- [What is required]:
Repeat the data word for word. Do not include the pictures.
Start of Record list
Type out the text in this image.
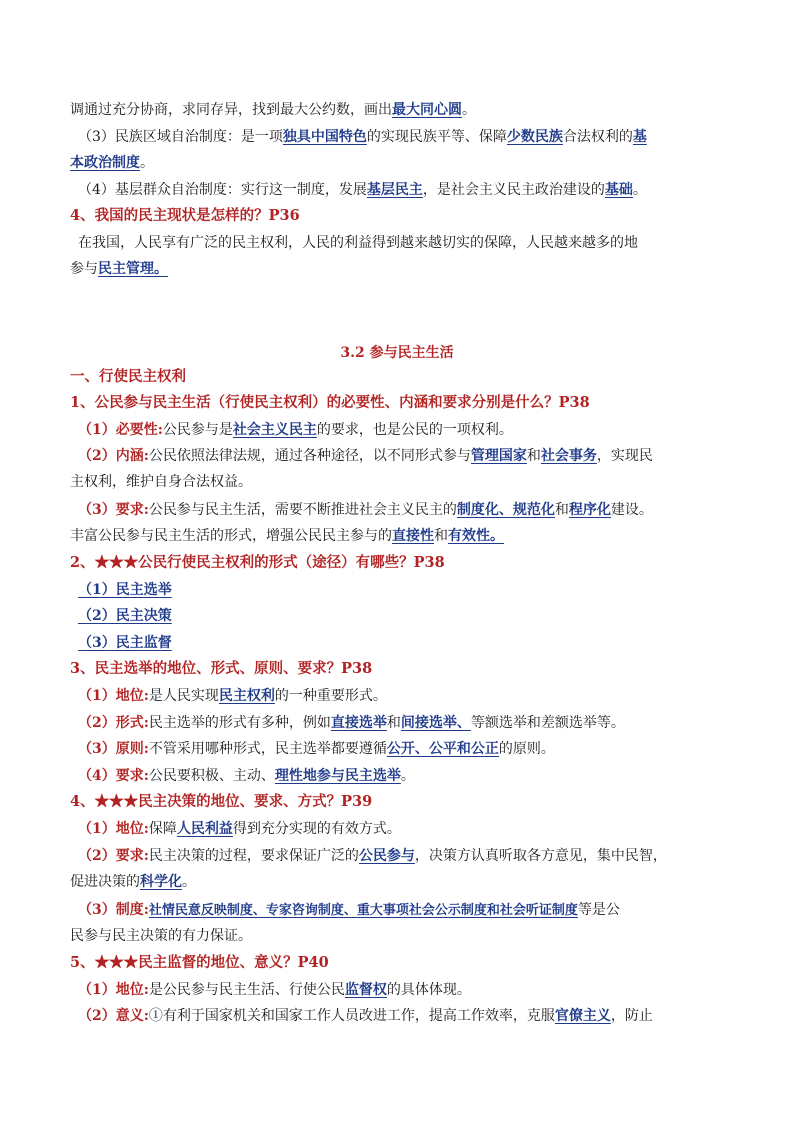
调通过充分协商，求同存异，找到最大公约数，画出最大同心圆。
（3）民族区域自治制度：是一项独具中国特色的实现民族平等、保障少数民族合法权利的基
本政治制度。
（4）基层群众自治制度：实行这一制度，发展基层民主，是社会主义民主政治建设的基础。
4、我国的民主现状是怎样的？P36
在我国，人民享有广泛的民主权利，人民的利益得到越来越切实的保障，人民越来越多的地
参与民主管理。
3.2 参与民主生活
一、行使民主权利
1、公民参与民主生活（行使民主权利）的必要性、内涵和要求分别是什么？P38
（1）必要性:公民参与是社会主义民主的要求，也是公民的一项权利。
（2）内涵:公民依照法律法规，通过各种途径，以不同形式参与管理国家和社会事务，实现民
主权利，维护自身合法权益。
（3）要求:公民参与民主生活，需要不断推进社会主义民主的制度化、规范化和程序化建设。
丰富公民参与民主生活的形式，增强公民民主参与的直接性和有效性。
2、★★★公民行使民主权利的形式（途径）有哪些？P38
（1）民主选举
（2）民主决策
（3）民主监督
3、民主选举的地位、形式、原则、要求？P38
（1）地位:是人民实现民主权利的一种重要形式。
（2）形式:民主选举的形式有多种，例如直接选举和间接选举、等额选举和差额选举等。
（3）原则:不管采用哪种形式，民主选举都要遵循公开、公平和公正的原则。
（4）要求:公民要积极、主动、理性地参与民主选举。
4、★★★民主决策的地位、要求、方式？P39
（1）地位:保障人民利益得到充分实现的有效方式。
（2）要求:民主决策的过程，要求保证广泛的公民参与，决策方认真听取各方意见，集中民智，
促进决策的科学化。
（3）制度:社情民意反映制度、专家咨询制度、重大事项社会公示制度和社会听证制度等是公
民参与民主决策的有力保证。
5、★★★民主监督的地位、意义？P40
（1）地位:是公民参与民主生活、行使公民监督权的具体体现。
（2）意义:①有利于国家机关和国家工作人员改进工作，提高工作效率，克服官僚主义，防止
End of Record list
- [Exercise response]:
Type out the text in this image.
调通过充分协商，求同存异，找到最大公约数，画出最大同心圆。
（3）民族区域自治制度：是一项独具中国特色的实现民族平等、保障少数民族合法权利的基
本政治制度。
（4）基层群众自治制度：实行这一制度，发展基层民主，是社会主义民主政治建设的基础。
4、我国的民主现状是怎样的？P36
在我国，人民享有广泛的民主权利，人民的利益得到越来越切实的保障，人民越来越多的地
参与民主管理。
3.2 参与民主生活
一、行使民主权利
1、公民参与民主生活（行使民主权利）的必要性、内涵和要求分别是什么？P38
（1）必要性:公民参与是社会主义民主的要求，也是公民的一项权利。
（2）内涵:公民依照法律法规，通过各种途径，以不同形式参与管理国家和社会事务，实现民
主权利，维护自身合法权益。
（3）要求:公民参与民主生活，需要不断推进社会主义民主的制度化、规范化和程序化建设。
丰富公民参与民主生活的形式，增强公民民主参与的直接性和有效性。
2、★★★公民行使民主权利的形式（途径）有哪些？P38
（1）民主选举
（2）民主决策
（3）民主监督
3、民主选举的地位、形式、原则、要求？P38
（1）地位:是人民实现民主权利的一种重要形式。
（2）形式:民主选举的形式有多种，例如直接选举和间接选举、等额选举和差额选举等。
（3）原则:不管采用哪种形式，民主选举都要遵循公开、公平和公正的原则。
（4）要求:公民要积极、主动、理性地参与民主选举。
4、★★★民主决策的地位、要求、方式？P39
（1）地位:保障人民利益得到充分实现的有效方式。
（2）要求:民主决策的过程，要求保证广泛的公民参与，决策方认真听取各方意见，集中民智，
促进决策的科学化。
（3）制度:社情民意反映制度、专家咨询制度、重大事项社会公示制度和社会听证制度等是公
民参与民主决策的有力保证。
5、★★★民主监督的地位、意义？P40
（1）地位:是公民参与民主生活、行使公民监督权的具体体现。
（2）意义:①有利于国家机关和国家工作人员改进工作，提高工作效率，克服官僚主义，防止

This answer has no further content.